Figure content listings

------------------------------

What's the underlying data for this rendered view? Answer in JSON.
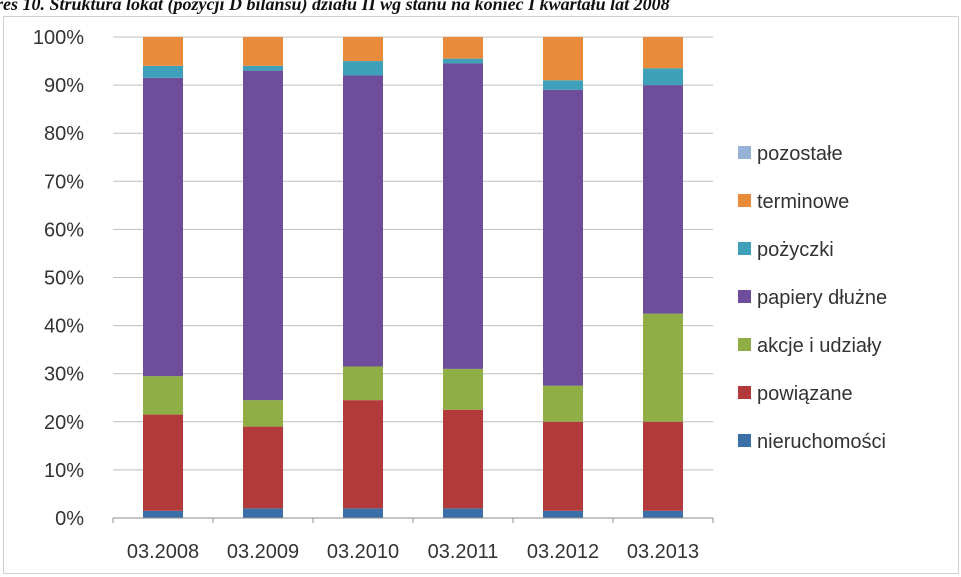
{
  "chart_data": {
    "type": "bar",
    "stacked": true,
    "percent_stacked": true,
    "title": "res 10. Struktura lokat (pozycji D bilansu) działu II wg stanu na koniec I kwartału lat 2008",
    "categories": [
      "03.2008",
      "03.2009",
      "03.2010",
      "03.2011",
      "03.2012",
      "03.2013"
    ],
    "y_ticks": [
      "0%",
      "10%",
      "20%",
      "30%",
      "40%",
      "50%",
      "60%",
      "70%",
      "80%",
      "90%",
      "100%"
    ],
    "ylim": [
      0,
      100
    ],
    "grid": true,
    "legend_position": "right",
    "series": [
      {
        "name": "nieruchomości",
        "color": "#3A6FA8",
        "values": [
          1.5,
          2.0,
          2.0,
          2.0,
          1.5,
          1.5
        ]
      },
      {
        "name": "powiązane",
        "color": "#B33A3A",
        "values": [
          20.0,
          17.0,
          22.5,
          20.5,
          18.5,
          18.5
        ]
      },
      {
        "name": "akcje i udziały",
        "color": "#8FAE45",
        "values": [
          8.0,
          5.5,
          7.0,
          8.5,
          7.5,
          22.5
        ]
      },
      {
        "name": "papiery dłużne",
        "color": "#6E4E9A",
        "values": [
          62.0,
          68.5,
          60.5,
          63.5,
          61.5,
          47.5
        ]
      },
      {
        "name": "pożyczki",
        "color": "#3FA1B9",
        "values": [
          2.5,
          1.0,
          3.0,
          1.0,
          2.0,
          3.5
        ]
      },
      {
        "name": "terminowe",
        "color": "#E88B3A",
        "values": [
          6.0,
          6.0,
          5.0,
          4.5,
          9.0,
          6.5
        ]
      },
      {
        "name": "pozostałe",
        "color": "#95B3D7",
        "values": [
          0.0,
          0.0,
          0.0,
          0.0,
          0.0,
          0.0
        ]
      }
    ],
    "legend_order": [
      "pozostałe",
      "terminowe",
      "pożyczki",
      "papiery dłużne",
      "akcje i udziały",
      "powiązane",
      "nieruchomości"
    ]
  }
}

------------------------------

Goal of the exercise — Copy out every line of the material above exactly, skipping the pictures.

Finished answer —
What's the underlying data for this rendered view? Answer in JSON.
{
  "chart_data": {
    "type": "bar",
    "stacked": true,
    "percent_stacked": true,
    "title": "res 10. Struktura lokat (pozycji D bilansu) działu II wg stanu na koniec I kwartału lat 2008",
    "categories": [
      "03.2008",
      "03.2009",
      "03.2010",
      "03.2011",
      "03.2012",
      "03.2013"
    ],
    "y_ticks": [
      "0%",
      "10%",
      "20%",
      "30%",
      "40%",
      "50%",
      "60%",
      "70%",
      "80%",
      "90%",
      "100%"
    ],
    "ylim": [
      0,
      100
    ],
    "grid": true,
    "legend_position": "right",
    "series": [
      {
        "name": "nieruchomości",
        "color": "#3A6FA8",
        "values": [
          1.5,
          2.0,
          2.0,
          2.0,
          1.5,
          1.5
        ]
      },
      {
        "name": "powiązane",
        "color": "#B33A3A",
        "values": [
          20.0,
          17.0,
          22.5,
          20.5,
          18.5,
          18.5
        ]
      },
      {
        "name": "akcje i udziały",
        "color": "#8FAE45",
        "values": [
          8.0,
          5.5,
          7.0,
          8.5,
          7.5,
          22.5
        ]
      },
      {
        "name": "papiery dłużne",
        "color": "#6E4E9A",
        "values": [
          62.0,
          68.5,
          60.5,
          63.5,
          61.5,
          47.5
        ]
      },
      {
        "name": "pożyczki",
        "color": "#3FA1B9",
        "values": [
          2.5,
          1.0,
          3.0,
          1.0,
          2.0,
          3.5
        ]
      },
      {
        "name": "terminowe",
        "color": "#E88B3A",
        "values": [
          6.0,
          6.0,
          5.0,
          4.5,
          9.0,
          6.5
        ]
      },
      {
        "name": "pozostałe",
        "color": "#95B3D7",
        "values": [
          0.0,
          0.0,
          0.0,
          0.0,
          0.0,
          0.0
        ]
      }
    ],
    "legend_order": [
      "pozostałe",
      "terminowe",
      "pożyczki",
      "papiery dłużne",
      "akcje i udziały",
      "powiązane",
      "nieruchomości"
    ]
  }
}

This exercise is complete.